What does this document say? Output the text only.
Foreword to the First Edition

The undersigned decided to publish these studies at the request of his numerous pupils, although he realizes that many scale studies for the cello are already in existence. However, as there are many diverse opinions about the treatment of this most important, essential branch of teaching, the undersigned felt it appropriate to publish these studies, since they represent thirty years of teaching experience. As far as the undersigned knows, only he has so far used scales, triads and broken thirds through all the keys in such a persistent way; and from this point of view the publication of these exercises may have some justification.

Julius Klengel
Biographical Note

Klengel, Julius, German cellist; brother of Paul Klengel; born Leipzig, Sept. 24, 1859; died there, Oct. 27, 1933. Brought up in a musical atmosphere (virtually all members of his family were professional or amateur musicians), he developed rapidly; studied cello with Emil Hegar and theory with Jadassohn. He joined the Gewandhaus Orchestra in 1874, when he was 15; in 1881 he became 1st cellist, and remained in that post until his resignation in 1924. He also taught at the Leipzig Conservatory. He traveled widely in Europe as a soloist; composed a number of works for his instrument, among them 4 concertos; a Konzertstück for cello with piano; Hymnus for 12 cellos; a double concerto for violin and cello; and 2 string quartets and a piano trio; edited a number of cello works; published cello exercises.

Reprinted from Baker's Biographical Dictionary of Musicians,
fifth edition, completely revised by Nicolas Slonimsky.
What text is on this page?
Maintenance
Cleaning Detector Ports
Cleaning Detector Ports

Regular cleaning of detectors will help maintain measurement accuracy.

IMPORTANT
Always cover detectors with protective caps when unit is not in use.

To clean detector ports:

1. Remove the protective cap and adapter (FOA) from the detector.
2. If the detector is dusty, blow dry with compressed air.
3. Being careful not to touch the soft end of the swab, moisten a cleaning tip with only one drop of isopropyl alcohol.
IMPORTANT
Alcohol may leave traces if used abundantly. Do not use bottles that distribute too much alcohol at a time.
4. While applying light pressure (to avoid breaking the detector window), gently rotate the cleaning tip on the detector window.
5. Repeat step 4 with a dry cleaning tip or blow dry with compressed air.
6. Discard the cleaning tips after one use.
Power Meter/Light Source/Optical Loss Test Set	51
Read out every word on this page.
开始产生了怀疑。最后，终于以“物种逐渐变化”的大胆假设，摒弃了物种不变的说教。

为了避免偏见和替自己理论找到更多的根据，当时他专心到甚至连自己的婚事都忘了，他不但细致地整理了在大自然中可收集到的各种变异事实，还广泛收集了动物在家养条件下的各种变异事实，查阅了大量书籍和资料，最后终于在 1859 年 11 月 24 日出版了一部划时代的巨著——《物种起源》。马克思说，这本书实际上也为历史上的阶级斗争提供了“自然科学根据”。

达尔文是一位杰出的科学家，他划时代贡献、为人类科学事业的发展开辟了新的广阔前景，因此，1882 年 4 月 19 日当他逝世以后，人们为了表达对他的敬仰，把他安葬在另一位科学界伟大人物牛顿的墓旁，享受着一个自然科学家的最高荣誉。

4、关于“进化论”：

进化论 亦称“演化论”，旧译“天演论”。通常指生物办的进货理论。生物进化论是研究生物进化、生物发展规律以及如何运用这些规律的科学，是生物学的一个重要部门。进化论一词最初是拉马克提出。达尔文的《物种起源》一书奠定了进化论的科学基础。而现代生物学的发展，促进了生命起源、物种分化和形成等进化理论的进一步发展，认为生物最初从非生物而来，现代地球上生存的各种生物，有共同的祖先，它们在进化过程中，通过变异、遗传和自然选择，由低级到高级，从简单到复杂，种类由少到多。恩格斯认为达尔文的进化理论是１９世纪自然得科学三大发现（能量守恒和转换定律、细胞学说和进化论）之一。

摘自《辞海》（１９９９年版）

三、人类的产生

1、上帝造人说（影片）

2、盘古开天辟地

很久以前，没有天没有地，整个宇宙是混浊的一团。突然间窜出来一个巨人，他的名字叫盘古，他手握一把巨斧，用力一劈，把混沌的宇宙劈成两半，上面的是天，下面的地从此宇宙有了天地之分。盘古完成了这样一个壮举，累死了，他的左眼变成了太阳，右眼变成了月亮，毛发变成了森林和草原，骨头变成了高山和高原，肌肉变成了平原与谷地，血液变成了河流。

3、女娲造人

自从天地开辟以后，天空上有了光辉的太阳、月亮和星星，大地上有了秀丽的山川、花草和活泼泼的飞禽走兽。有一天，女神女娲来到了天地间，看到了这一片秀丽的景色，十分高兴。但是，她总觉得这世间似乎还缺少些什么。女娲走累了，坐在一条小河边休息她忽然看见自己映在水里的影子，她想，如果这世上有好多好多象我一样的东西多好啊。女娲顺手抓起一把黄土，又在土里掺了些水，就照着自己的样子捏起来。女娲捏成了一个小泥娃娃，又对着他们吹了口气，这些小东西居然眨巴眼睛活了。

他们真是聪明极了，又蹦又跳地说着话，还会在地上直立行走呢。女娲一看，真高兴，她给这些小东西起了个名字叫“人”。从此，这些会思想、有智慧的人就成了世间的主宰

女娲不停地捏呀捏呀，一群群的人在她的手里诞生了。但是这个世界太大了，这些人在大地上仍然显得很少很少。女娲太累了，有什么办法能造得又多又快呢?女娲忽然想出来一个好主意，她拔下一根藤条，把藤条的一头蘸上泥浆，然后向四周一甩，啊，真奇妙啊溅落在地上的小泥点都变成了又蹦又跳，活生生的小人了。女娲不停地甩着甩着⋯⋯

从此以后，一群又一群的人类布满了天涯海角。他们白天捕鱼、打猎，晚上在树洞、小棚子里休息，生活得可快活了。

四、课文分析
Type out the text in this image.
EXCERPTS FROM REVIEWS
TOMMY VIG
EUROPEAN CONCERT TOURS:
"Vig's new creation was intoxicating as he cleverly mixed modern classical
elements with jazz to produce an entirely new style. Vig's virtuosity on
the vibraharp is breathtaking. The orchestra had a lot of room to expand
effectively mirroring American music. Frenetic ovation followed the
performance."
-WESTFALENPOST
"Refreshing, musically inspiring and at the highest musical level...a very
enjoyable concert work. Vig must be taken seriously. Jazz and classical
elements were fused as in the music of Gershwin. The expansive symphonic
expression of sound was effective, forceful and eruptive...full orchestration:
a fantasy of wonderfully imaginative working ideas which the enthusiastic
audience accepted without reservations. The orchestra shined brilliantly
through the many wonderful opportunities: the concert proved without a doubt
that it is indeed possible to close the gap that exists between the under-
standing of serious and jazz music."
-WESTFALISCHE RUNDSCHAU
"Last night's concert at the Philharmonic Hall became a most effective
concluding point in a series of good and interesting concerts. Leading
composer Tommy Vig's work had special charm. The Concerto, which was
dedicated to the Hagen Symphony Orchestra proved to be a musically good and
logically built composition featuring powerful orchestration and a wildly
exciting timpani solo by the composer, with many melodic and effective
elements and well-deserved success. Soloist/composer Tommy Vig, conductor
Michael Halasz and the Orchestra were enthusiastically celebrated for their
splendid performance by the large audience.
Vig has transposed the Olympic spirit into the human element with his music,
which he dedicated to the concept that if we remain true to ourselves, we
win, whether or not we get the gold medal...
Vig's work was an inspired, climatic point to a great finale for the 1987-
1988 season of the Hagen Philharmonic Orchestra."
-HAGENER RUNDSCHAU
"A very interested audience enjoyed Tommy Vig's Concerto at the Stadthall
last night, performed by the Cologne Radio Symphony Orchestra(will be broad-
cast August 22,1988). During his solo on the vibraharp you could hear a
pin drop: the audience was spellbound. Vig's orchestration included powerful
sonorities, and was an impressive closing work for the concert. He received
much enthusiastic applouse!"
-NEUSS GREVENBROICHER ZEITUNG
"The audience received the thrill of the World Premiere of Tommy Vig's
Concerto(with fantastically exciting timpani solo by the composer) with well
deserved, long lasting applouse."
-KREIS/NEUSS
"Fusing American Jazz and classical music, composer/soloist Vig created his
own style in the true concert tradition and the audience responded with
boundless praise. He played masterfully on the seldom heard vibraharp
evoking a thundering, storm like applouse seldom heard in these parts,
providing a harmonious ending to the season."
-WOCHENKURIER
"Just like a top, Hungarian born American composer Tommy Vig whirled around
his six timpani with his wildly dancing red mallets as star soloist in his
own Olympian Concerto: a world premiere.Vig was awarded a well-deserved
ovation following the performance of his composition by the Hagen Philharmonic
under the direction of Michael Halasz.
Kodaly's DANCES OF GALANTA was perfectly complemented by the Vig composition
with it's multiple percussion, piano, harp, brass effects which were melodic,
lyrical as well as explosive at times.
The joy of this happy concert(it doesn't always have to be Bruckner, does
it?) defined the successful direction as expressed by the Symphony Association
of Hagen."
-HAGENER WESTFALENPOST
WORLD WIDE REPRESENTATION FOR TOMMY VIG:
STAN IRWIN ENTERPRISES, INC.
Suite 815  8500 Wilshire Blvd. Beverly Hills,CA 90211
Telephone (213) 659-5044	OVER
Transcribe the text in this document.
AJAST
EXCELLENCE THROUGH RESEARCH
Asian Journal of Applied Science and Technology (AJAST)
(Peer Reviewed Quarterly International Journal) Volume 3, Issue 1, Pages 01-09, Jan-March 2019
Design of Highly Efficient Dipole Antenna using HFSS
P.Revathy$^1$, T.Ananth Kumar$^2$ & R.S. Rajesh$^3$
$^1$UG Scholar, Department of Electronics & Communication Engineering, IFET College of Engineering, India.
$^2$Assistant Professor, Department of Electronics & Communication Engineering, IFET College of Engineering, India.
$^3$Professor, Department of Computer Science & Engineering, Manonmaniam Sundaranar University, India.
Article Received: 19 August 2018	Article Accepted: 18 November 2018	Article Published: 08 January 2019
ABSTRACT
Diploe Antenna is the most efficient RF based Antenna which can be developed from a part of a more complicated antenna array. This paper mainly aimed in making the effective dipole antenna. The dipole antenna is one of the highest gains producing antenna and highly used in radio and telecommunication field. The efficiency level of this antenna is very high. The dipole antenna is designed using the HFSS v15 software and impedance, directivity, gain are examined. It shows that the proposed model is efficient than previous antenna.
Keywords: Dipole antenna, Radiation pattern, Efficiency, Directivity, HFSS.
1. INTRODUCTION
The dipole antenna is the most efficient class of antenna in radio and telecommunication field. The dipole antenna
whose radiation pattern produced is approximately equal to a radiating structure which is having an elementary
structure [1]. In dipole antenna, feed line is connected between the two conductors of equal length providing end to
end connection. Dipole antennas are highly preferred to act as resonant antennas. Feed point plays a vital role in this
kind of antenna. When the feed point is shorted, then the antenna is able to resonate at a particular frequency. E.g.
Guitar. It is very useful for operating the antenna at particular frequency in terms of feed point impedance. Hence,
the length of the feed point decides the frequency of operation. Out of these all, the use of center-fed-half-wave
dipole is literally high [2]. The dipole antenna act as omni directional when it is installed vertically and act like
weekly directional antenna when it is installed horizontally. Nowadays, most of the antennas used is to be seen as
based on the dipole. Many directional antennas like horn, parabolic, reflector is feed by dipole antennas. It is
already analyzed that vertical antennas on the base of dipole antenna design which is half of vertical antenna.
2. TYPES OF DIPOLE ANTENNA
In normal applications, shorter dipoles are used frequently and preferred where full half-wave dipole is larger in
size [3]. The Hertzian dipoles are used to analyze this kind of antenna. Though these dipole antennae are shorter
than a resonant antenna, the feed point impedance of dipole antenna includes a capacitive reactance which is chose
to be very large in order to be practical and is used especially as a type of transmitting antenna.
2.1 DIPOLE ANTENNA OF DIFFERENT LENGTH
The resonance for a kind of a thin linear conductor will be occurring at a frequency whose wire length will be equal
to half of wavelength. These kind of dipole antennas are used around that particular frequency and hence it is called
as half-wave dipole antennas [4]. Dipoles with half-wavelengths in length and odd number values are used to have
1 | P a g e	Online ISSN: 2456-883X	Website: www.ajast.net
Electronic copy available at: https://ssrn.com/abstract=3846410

***

Go through the entries above and copy every line containing "text".

What does this document say? Output the text only.
What text is on this page?
Type out the text in this image.
Transcribe the text in this document.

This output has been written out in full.